What to do: Carry on the Vladimir Larin profile below, picking up after its final line.

Text excerpt:

Vladimir Larin

Personal information
- Full name: Vladimir Ivanovich Larin
- Date of birth: 15 May 1948
- Place of birth: Moscow, Russian SFSR
- Date of death: 18 October 1995 (aged 47)
- Place of death: Moscow, Russia
- Height: 1.84 m (6 ft 1⁄2 in)
- Positions: Midfielder; forward;

Youth career
- FC Dynamo Moscow

Senior career*
- Years: Team / Apps / (Gls)
- 1965–1967: FC Dynamo Moscow / 0 / (0)
- 1967: FC Lokomotiv Moscow / 4 / (0)
- 1968–1973: FC Dynamo Moscow / 70 / (21)
- 1973: FC Dynamo Vologda / 10 / (4)

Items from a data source
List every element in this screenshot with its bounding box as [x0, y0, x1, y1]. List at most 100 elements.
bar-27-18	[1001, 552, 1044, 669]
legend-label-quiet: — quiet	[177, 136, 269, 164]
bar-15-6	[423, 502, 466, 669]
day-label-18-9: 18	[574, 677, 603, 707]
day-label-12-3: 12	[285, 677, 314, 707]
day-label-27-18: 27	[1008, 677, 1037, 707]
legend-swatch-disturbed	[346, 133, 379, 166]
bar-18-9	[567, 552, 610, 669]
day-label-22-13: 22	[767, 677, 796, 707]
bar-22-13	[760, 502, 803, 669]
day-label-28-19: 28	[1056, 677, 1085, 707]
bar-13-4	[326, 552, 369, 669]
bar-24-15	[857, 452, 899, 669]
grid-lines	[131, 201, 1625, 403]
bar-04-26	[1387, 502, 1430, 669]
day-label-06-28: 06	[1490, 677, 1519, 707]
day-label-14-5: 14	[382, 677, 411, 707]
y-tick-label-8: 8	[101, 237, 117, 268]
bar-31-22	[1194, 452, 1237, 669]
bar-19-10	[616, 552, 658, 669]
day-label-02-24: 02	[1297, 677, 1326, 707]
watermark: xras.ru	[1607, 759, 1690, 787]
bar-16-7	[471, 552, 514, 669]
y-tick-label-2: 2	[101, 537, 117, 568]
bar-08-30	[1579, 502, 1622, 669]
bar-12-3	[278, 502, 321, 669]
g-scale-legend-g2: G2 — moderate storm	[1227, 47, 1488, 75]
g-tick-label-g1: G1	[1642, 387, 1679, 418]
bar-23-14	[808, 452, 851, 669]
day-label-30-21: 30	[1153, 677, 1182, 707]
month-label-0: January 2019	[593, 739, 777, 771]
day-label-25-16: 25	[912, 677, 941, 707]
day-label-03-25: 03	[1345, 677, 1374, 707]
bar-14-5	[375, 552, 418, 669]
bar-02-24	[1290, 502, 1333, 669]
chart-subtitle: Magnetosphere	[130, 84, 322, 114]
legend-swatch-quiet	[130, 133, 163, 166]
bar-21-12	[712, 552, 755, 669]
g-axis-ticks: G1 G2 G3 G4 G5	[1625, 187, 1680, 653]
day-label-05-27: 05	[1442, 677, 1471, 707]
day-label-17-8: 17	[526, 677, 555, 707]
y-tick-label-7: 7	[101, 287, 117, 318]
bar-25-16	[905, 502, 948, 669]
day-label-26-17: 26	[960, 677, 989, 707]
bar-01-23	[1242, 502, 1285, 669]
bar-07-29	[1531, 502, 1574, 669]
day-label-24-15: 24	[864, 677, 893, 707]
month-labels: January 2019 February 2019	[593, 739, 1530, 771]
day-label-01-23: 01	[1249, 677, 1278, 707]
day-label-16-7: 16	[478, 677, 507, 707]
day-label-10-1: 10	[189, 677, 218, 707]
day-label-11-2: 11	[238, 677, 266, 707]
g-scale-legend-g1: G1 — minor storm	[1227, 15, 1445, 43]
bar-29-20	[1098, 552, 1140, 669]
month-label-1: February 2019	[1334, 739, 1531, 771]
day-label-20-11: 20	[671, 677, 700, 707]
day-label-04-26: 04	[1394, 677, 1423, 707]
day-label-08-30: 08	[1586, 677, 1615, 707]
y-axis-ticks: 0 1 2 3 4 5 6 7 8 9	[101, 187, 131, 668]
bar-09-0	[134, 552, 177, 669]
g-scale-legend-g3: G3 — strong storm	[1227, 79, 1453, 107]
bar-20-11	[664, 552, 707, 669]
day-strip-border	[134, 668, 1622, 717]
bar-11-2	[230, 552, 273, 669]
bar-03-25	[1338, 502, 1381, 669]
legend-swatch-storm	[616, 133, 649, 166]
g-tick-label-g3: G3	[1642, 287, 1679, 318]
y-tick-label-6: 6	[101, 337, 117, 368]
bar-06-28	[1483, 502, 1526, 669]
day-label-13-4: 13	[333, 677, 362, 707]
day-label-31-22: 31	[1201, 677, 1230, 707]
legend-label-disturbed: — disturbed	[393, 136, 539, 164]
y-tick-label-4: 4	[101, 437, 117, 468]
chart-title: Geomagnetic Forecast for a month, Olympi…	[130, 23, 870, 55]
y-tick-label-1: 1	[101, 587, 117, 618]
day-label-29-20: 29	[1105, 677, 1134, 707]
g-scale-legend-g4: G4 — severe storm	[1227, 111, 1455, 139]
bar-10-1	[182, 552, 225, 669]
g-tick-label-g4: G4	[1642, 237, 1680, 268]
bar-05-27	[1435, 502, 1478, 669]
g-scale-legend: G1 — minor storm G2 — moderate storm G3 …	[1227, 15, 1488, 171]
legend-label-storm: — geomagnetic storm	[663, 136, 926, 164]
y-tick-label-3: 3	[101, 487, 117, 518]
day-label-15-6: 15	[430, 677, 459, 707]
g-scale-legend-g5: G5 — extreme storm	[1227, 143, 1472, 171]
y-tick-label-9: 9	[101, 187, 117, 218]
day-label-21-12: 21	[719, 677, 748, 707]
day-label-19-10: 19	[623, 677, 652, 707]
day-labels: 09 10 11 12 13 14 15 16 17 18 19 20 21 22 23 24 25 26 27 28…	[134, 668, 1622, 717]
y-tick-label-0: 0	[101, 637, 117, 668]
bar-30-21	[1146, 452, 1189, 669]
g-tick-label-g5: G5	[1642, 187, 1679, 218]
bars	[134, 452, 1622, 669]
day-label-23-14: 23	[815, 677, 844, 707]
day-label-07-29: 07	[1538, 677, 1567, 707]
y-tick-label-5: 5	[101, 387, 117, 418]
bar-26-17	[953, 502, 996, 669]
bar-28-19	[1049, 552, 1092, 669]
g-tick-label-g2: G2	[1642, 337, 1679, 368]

Written answer:
= Vladimir Larin =

Russian footballer

Vladimir Ivanovich Larin (Владимир Иванович Ларин; 15 May 1948 – 18 October 1995) was a Russian professional footballer.

==Club career==
He made his professional debut in the Soviet Top League in 1967 for FC Lokomotiv Moscow.

==Honours==
- Soviet Top League runner-up: 1970.
- Soviet Cup winner: 1970.
- European Cup Winners' Cup 1971–72 finalist (1 game).